[Collected data entries]
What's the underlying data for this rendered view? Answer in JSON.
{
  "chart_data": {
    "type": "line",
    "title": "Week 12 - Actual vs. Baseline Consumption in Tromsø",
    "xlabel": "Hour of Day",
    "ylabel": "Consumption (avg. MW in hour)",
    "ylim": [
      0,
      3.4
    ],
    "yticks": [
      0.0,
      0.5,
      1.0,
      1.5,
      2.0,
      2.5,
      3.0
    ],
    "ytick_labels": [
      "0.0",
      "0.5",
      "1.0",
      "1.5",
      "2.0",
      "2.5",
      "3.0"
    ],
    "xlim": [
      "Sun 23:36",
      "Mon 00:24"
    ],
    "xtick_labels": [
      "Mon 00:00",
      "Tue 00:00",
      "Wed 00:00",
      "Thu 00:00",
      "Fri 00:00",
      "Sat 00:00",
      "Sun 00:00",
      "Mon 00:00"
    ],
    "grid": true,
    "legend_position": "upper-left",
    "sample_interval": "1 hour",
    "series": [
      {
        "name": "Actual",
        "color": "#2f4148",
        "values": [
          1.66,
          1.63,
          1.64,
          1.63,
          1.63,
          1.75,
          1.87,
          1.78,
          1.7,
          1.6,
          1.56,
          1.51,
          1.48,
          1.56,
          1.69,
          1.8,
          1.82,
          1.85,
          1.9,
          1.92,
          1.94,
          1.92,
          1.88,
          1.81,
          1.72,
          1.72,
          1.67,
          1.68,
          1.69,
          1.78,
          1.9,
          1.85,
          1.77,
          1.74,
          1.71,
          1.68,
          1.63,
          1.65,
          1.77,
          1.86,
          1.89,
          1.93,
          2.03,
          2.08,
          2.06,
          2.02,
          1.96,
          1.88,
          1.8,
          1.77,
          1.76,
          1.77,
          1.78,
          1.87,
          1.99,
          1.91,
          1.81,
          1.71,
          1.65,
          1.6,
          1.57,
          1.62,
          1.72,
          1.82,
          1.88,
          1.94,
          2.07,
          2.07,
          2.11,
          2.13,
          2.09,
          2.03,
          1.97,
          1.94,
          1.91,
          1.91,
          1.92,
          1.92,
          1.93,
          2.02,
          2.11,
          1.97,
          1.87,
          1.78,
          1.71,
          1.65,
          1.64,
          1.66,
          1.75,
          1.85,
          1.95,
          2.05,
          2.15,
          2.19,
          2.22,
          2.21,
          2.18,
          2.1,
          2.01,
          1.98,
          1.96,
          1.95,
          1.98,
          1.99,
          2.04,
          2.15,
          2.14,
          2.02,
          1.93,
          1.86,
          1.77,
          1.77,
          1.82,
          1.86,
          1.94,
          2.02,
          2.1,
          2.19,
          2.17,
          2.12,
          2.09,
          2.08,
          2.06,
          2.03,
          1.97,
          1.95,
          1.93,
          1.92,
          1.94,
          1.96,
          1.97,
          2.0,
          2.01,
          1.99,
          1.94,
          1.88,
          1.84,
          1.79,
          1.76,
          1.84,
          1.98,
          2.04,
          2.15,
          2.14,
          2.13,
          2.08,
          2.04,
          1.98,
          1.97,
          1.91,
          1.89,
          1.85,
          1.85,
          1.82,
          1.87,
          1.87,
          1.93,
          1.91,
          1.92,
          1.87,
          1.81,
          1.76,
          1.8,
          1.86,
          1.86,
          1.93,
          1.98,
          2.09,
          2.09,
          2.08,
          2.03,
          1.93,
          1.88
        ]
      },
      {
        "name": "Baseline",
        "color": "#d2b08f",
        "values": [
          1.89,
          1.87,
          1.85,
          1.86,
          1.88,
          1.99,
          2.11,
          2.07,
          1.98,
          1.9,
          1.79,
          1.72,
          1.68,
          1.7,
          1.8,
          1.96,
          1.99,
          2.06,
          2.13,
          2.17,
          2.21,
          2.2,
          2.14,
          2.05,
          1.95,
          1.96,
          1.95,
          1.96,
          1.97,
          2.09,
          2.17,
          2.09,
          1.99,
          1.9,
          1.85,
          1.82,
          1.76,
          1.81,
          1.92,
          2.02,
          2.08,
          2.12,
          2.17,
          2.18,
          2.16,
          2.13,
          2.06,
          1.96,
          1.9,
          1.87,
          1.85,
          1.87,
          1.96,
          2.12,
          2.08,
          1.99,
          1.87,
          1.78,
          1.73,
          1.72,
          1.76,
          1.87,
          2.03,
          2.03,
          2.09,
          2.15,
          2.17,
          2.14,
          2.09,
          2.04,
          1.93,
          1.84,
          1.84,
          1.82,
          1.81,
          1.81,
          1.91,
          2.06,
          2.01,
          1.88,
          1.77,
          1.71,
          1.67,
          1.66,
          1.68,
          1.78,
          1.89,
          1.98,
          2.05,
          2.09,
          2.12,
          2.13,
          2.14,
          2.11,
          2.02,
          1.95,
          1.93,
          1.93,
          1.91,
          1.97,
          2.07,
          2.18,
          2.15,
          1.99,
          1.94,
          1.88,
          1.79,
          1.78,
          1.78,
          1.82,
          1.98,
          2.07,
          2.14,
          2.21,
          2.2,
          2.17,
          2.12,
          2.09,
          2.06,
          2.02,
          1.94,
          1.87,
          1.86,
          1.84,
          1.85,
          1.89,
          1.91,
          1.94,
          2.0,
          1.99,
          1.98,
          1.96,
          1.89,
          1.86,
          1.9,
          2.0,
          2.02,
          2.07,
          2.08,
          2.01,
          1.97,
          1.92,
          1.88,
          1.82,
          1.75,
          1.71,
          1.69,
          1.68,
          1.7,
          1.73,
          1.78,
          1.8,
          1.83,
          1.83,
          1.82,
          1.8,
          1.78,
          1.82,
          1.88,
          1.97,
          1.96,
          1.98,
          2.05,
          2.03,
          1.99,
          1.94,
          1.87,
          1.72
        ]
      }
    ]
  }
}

• **EXERCISE INSTRUCTIONS**:
Return every line holding the word "Actual" from the records.

• **WRITTEN REPLY**:
    "title": "Week 12 - Actual vs. Baseline Consumption in Tromsø",
        "name": "Actual",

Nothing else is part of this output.